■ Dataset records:
· · ·

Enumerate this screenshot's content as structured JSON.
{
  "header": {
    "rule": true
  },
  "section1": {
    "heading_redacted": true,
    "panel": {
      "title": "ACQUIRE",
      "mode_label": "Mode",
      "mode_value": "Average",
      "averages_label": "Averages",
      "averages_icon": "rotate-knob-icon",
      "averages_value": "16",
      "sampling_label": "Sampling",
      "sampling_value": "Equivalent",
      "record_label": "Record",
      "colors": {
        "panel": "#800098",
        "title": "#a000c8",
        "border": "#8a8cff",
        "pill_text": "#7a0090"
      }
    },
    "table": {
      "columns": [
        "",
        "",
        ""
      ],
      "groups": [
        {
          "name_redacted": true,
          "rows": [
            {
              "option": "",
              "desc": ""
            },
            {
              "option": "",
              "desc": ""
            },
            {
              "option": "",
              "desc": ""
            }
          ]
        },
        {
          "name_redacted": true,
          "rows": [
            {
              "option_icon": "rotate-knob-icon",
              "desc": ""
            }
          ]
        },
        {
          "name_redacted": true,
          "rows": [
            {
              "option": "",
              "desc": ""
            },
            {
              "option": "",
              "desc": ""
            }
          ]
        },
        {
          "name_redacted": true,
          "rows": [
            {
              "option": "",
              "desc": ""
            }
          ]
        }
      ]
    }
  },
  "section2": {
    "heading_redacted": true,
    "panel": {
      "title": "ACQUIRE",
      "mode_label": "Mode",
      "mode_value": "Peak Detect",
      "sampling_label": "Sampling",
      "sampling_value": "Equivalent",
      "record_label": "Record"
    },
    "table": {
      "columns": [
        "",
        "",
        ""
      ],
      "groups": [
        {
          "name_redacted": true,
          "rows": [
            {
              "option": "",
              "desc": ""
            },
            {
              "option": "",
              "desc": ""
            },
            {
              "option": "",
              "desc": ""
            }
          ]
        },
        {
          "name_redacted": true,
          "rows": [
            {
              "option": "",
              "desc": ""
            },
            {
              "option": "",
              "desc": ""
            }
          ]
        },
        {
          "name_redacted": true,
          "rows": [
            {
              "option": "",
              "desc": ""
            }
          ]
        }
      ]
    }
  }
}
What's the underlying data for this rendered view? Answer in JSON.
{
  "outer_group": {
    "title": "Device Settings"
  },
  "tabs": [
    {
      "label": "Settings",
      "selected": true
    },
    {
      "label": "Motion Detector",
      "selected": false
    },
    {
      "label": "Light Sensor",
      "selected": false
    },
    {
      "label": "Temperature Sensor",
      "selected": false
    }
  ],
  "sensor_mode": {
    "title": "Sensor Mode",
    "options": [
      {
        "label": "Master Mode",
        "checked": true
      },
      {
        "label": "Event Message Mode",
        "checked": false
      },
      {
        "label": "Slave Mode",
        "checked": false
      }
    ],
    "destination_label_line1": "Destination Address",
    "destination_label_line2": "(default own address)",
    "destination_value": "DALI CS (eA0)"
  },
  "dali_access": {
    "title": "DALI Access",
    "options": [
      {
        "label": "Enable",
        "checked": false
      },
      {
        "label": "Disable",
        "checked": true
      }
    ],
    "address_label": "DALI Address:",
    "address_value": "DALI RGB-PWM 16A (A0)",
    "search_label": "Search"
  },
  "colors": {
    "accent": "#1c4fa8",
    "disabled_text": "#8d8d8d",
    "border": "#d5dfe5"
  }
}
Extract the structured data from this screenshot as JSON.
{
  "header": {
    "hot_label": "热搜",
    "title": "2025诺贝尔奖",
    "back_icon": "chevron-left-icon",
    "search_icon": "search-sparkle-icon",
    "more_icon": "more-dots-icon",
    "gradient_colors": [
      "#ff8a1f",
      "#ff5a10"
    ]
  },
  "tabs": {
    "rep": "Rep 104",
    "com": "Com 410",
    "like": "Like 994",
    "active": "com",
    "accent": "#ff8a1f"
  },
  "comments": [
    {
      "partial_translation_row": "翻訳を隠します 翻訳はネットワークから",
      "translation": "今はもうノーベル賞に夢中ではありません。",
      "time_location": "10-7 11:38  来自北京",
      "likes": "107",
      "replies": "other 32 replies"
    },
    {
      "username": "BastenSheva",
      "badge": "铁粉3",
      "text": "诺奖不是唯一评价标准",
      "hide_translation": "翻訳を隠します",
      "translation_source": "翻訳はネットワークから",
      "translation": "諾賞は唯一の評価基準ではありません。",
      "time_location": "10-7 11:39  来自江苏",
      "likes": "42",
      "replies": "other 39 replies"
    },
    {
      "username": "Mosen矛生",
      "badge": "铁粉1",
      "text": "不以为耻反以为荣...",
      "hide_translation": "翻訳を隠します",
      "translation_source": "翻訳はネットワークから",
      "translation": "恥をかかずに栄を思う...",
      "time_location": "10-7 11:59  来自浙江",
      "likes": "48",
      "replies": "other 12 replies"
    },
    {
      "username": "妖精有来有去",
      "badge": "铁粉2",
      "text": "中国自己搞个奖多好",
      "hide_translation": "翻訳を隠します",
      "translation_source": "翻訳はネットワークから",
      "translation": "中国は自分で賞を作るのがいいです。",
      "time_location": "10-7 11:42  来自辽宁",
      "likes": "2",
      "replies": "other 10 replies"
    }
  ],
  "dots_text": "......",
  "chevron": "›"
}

· · ·

■ TASK BRIEF: Extract the complete listing above, reproducing each line exactly.

■ RESULT OF THE TASK:
Enumerate this screenshot's content as structured JSON.
{
  "header": {
    "rule": true
  },
  "section1": {
    "heading_redacted": true,
    "panel": {
      "title": "ACQUIRE",
      "mode_label": "Mode",
      "mode_value": "Average",
      "averages_label": "Averages",
      "averages_icon": "rotate-knob-icon",
      "averages_value": "16",
      "sampling_label": "Sampling",
      "sampling_value": "Equivalent",
      "record_label": "Record",
      "colors": {
        "panel": "#800098",
        "title": "#a000c8",
        "border": "#8a8cff",
        "pill_text": "#7a0090"
      }
    },
    "table": {
      "columns": [
        "",
        "",
        ""
      ],
      "groups": [
        {
          "name_redacted": true,
          "rows": [
            {
              "option": "",
              "desc": ""
            },
            {
              "option": "",
              "desc": ""
            },
            {
              "option": "",
              "desc": ""
            }
          ]
        },
        {
          "name_redacted": true,
          "rows": [
            {
              "option_icon": "rotate-knob-icon",
              "desc": ""
            }
          ]
        },
        {
          "name_redacted": true,
          "rows": [
            {
              "option": "",
              "desc": ""
            },
            {
              "option": "",
              "desc": ""
            }
          ]
        },
        {
          "name_redacted": true,
          "rows": [
            {
              "option": "",
              "desc": ""
            }
          ]
        }
      ]
    }
  },
  "section2": {
    "heading_redacted": true,
    "panel": {
      "title": "ACQUIRE",
      "mode_label": "Mode",
      "mode_value": "Peak Detect",
      "sampling_label": "Sampling",
      "sampling_value": "Equivalent",
      "record_label": "Record"
    },
    "table": {
      "columns": [
        "",
        "",
        ""
      ],
      "groups": [
        {
          "name_redacted": true,
          "rows": [
            {
              "option": "",
              "desc": ""
            },
            {
              "option": "",
              "desc": ""
            },
            {
              "option": "",
              "desc": ""
            }
          ]
        },
        {
          "name_redacted": true,
          "rows": [
            {
              "option": "",
              "desc": ""
            },
            {
              "option": "",
              "desc": ""
            }
          ]
        },
        {
          "name_redacted": true,
          "rows": [
            {
              "option": "",
              "desc": ""
            }
          ]
        }
      ]
    }
  }
}
What's the underlying data for this rendered view? Answer in JSON.
{
  "outer_group": {
    "title": "Device Settings"
  },
  "tabs": [
    {
      "label": "Settings",
      "selected": true
    },
    {
      "label": "Motion Detector",
      "selected": false
    },
    {
      "label": "Light Sensor",
      "selected": false
    },
    {
      "label": "Temperature Sensor",
      "selected": false
    }
  ],
  "sensor_mode": {
    "title": "Sensor Mode",
    "options": [
      {
        "label": "Master Mode",
        "checked": true
      },
      {
        "label": "Event Message Mode",
        "checked": false
      },
      {
        "label": "Slave Mode",
        "checked": false
      }
    ],
    "destination_label_line1": "Destination Address",
    "destination_label_line2": "(default own address)",
    "destination_value": "DALI CS (eA0)"
  },
  "dali_access": {
    "title": "DALI Access",
    "options": [
      {
        "label": "Enable",
        "checked": false
      },
      {
        "label": "Disable",
        "checked": true
      }
    ],
    "address_label": "DALI Address:",
    "address_value": "DALI RGB-PWM 16A (A0)",
    "search_label": "Search"
  },
  "colors": {
    "accent": "#1c4fa8",
    "disabled_text": "#8d8d8d",
    "border": "#d5dfe5"
  }
}
Extract the structured data from this screenshot as JSON.
{
  "header": {
    "hot_label": "热搜",
    "title": "2025诺贝尔奖",
    "back_icon": "chevron-left-icon",
    "search_icon": "search-sparkle-icon",
    "more_icon": "more-dots-icon",
    "gradient_colors": [
      "#ff8a1f",
      "#ff5a10"
    ]
  },
  "tabs": {
    "rep": "Rep 104",
    "com": "Com 410",
    "like": "Like 994",
    "active": "com",
    "accent": "#ff8a1f"
  },
  "comments": [
    {
      "partial_translation_row": "翻訳を隠します 翻訳はネットワークから",
      "translation": "今はもうノーベル賞に夢中ではありません。",
      "time_location": "10-7 11:38  来自北京",
      "likes": "107",
      "replies": "other 32 replies"
    },
    {
      "username": "BastenSheva",
      "badge": "铁粉3",
      "text": "诺奖不是唯一评价标准",
      "hide_translation": "翻訳を隠します",
      "translation_source": "翻訳はネットワークから",
      "translation": "諾賞は唯一の評価基準ではありません。",
      "time_location": "10-7 11:39  来自江苏",
      "likes": "42",
      "replies": "other 39 replies"
    },
    {
      "username": "Mosen矛生",
      "badge": "铁粉1",
      "text": "不以为耻反以为荣...",
      "hide_translation": "翻訳を隠します",
      "translation_source": "翻訳はネットワークから",
      "translation": "恥をかかずに栄を思う...",
      "time_location": "10-7 11:59  来自浙江",
      "likes": "48",
      "replies": "other 12 replies"
    },
    {
      "username": "妖精有来有去",
      "badge": "铁粉2",
      "text": "中国自己搞个奖多好",
      "hide_translation": "翻訳を隠します",
      "translation_source": "翻訳はネットワークから",
      "translation": "中国は自分で賞を作るのがいいです。",
      "time_location": "10-7 11:42  来自辽宁",
      "likes": "2",
      "replies": "other 10 replies"
    }
  ],
  "dots_text": "......",
  "chevron": "›"
}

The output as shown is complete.